Dataset excerpts:
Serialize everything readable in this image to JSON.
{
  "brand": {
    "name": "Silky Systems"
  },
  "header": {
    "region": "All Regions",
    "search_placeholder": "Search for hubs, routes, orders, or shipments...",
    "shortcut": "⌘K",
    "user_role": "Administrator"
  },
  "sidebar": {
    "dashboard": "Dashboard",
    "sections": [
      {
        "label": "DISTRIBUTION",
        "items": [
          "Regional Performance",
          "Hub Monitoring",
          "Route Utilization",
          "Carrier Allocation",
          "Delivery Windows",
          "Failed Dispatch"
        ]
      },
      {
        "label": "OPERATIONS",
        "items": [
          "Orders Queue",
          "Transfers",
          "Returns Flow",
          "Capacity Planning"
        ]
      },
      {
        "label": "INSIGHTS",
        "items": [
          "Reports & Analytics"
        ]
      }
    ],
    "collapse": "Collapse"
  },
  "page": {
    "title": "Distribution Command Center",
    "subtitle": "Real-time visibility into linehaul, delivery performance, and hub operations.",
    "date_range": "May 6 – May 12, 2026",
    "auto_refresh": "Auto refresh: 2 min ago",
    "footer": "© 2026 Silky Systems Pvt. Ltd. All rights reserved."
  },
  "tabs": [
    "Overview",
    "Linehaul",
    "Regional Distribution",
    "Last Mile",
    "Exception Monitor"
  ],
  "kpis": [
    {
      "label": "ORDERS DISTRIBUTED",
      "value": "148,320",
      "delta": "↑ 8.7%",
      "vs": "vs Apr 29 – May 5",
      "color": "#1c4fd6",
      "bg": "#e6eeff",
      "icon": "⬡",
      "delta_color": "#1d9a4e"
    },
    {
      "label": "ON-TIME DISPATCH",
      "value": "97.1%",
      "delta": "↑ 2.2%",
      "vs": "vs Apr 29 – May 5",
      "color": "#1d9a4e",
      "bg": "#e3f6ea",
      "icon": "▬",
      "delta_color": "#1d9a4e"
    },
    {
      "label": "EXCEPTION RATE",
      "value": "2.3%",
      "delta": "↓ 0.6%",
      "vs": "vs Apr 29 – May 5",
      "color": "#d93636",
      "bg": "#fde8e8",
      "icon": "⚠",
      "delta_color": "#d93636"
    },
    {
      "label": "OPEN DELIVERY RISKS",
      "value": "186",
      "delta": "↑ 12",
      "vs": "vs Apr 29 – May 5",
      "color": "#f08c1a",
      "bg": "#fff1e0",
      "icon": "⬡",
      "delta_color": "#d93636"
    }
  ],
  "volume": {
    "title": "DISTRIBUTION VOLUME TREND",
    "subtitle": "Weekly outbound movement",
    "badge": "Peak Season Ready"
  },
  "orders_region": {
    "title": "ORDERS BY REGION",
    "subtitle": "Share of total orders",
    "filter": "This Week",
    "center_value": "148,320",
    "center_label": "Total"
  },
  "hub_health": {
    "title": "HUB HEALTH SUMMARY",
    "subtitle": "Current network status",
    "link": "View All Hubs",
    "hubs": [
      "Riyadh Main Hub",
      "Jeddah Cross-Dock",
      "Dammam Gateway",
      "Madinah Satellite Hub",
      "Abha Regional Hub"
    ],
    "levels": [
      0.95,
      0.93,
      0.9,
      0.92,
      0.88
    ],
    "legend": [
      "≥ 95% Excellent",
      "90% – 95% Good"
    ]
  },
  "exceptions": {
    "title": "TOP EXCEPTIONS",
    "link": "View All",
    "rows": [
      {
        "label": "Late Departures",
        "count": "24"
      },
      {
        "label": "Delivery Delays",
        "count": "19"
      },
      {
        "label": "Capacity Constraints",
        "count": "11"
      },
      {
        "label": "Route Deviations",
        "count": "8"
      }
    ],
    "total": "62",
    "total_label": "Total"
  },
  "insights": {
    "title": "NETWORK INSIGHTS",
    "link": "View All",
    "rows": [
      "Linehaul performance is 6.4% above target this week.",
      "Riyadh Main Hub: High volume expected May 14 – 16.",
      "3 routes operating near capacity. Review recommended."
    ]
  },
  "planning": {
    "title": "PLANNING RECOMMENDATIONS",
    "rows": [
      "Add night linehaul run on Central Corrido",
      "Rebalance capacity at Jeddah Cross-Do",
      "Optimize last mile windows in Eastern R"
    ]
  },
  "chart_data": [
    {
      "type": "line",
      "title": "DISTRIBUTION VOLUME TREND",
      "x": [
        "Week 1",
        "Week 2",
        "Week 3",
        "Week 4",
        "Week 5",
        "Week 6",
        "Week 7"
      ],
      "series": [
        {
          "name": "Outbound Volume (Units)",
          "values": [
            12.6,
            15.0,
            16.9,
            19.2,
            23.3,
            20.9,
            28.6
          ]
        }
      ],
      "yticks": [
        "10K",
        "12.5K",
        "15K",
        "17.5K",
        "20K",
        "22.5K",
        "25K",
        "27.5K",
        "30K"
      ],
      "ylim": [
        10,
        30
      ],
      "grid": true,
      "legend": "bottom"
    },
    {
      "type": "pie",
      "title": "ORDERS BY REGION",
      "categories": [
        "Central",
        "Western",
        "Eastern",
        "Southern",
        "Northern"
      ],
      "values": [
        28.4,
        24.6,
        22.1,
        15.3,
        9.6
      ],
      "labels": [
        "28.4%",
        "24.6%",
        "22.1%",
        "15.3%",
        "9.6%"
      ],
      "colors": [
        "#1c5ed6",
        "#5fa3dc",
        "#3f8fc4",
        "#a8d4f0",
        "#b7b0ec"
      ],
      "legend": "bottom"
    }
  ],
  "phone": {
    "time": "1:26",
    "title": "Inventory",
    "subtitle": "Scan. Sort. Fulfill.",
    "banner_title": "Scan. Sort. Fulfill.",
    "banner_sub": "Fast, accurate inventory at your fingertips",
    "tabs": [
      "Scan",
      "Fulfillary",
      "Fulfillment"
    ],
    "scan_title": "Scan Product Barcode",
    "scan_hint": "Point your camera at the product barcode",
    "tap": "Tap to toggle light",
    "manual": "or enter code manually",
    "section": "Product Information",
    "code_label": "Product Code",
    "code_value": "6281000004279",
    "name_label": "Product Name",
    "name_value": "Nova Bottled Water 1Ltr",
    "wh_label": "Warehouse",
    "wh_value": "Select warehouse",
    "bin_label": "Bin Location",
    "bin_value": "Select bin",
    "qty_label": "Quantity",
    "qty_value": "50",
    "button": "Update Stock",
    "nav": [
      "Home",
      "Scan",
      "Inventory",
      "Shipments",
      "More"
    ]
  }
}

Brief: The records above must be repeated exactly, every one of them.

Completed exercise:
Serialize everything readable in this image to JSON.
{
  "brand": {
    "name": "Silky Systems"
  },
  "header": {
    "region": "All Regions",
    "search_placeholder": "Search for hubs, routes, orders, or shipments...",
    "shortcut": "⌘K",
    "user_role": "Administrator"
  },
  "sidebar": {
    "dashboard": "Dashboard",
    "sections": [
      {
        "label": "DISTRIBUTION",
        "items": [
          "Regional Performance",
          "Hub Monitoring",
          "Route Utilization",
          "Carrier Allocation",
          "Delivery Windows",
          "Failed Dispatch"
        ]
      },
      {
        "label": "OPERATIONS",
        "items": [
          "Orders Queue",
          "Transfers",
          "Returns Flow",
          "Capacity Planning"
        ]
      },
      {
        "label": "INSIGHTS",
        "items": [
          "Reports & Analytics"
        ]
      }
    ],
    "collapse": "Collapse"
  },
  "page": {
    "title": "Distribution Command Center",
    "subtitle": "Real-time visibility into linehaul, delivery performance, and hub operations.",
    "date_range": "May 6 – May 12, 2026",
    "auto_refresh": "Auto refresh: 2 min ago",
    "footer": "© 2026 Silky Systems Pvt. Ltd. All rights reserved."
  },
  "tabs": [
    "Overview",
    "Linehaul",
    "Regional Distribution",
    "Last Mile",
    "Exception Monitor"
  ],
  "kpis": [
    {
      "label": "ORDERS DISTRIBUTED",
      "value": "148,320",
      "delta": "↑ 8.7%",
      "vs": "vs Apr 29 – May 5",
      "color": "#1c4fd6",
      "bg": "#e6eeff",
      "icon": "⬡",
      "delta_color": "#1d9a4e"
    },
    {
      "label": "ON-TIME DISPATCH",
      "value": "97.1%",
      "delta": "↑ 2.2%",
      "vs": "vs Apr 29 – May 5",
      "color": "#1d9a4e",
      "bg": "#e3f6ea",
      "icon": "▬",
      "delta_color": "#1d9a4e"
    },
    {
      "label": "EXCEPTION RATE",
      "value": "2.3%",
      "delta": "↓ 0.6%",
      "vs": "vs Apr 29 – May 5",
      "color": "#d93636",
      "bg": "#fde8e8",
      "icon": "⚠",
      "delta_color": "#d93636"
    },
    {
      "label": "OPEN DELIVERY RISKS",
      "value": "186",
      "delta": "↑ 12",
      "vs": "vs Apr 29 – May 5",
      "color": "#f08c1a",
      "bg": "#fff1e0",
      "icon": "⬡",
      "delta_color": "#d93636"
    }
  ],
  "volume": {
    "title": "DISTRIBUTION VOLUME TREND",
    "subtitle": "Weekly outbound movement",
    "badge": "Peak Season Ready"
  },
  "orders_region": {
    "title": "ORDERS BY REGION",
    "subtitle": "Share of total orders",
    "filter": "This Week",
    "center_value": "148,320",
    "center_label": "Total"
  },
  "hub_health": {
    "title": "HUB HEALTH SUMMARY",
    "subtitle": "Current network status",
    "link": "View All Hubs",
    "hubs": [
      "Riyadh Main Hub",
      "Jeddah Cross-Dock",
      "Dammam Gateway",
      "Madinah Satellite Hub",
      "Abha Regional Hub"
    ],
    "levels": [
      0.95,
      0.93,
      0.9,
      0.92,
      0.88
    ],
    "legend": [
      "≥ 95% Excellent",
      "90% – 95% Good"
    ]
  },
  "exceptions": {
    "title": "TOP EXCEPTIONS",
    "link": "View All",
    "rows": [
      {
        "label": "Late Departures",
        "count": "24"
      },
      {
        "label": "Delivery Delays",
        "count": "19"
      },
      {
        "label": "Capacity Constraints",
        "count": "11"
      },
      {
        "label": "Route Deviations",
        "count": "8"
      }
    ],
    "total": "62",
    "total_label": "Total"
  },
  "insights": {
    "title": "NETWORK INSIGHTS",
    "link": "View All",
    "rows": [
      "Linehaul performance is 6.4% above target this week.",
      "Riyadh Main Hub: High volume expected May 14 – 16.",
      "3 routes operating near capacity. Review recommended."
    ]
  },
  "planning": {
    "title": "PLANNING RECOMMENDATIONS",
    "rows": [
      "Add night linehaul run on Central Corrido",
      "Rebalance capacity at Jeddah Cross-Do",
      "Optimize last mile windows in Eastern R"
    ]
  },
  "chart_data": [
    {
      "type": "line",
      "title": "DISTRIBUTION VOLUME TREND",
      "x": [
        "Week 1",
        "Week 2",
        "Week 3",
        "Week 4",
        "Week 5",
        "Week 6",
        "Week 7"
      ],
      "series": [
        {
          "name": "Outbound Volume (Units)",
          "values": [
            12.6,
            15.0,
            16.9,
            19.2,
            23.3,
            20.9,
            28.6
          ]
        }
      ],
      "yticks": [
        "10K",
        "12.5K",
        "15K",
        "17.5K",
        "20K",
        "22.5K",
        "25K",
        "27.5K",
        "30K"
      ],
      "ylim": [
        10,
        30
      ],
      "grid": true,
      "legend": "bottom"
    },
    {
      "type": "pie",
      "title": "ORDERS BY REGION",
      "categories": [
        "Central",
        "Western",
        "Eastern",
        "Southern",
        "Northern"
      ],
      "values": [
        28.4,
        24.6,
        22.1,
        15.3,
        9.6
      ],
      "labels": [
        "28.4%",
        "24.6%",
        "22.1%",
        "15.3%",
        "9.6%"
      ],
      "colors": [
        "#1c5ed6",
        "#5fa3dc",
        "#3f8fc4",
        "#a8d4f0",
        "#b7b0ec"
      ],
      "legend": "bottom"
    }
  ],
  "phone": {
    "time": "1:26",
    "title": "Inventory",
    "subtitle": "Scan. Sort. Fulfill.",
    "banner_title": "Scan. Sort. Fulfill.",
    "banner_sub": "Fast, accurate inventory at your fingertips",
    "tabs": [
      "Scan",
      "Fulfillary",
      "Fulfillment"
    ],
    "scan_title": "Scan Product Barcode",
    "scan_hint": "Point your camera at the product barcode",
    "tap": "Tap to toggle light",
    "manual": "or enter code manually",
    "section": "Product Information",
    "code_label": "Product Code",
    "code_value": "6281000004279",
    "name_label": "Product Name",
    "name_value": "Nova Bottled Water 1Ltr",
    "wh_label": "Warehouse",
    "wh_value": "Select warehouse",
    "bin_label": "Bin Location",
    "bin_value": "Select bin",
    "qty_label": "Quantity",
    "qty_value": "50",
    "button": "Update Stock",
    "nav": [
      "Home",
      "Scan",
      "Inventory",
      "Shipments",
      "More"
    ]
  }
}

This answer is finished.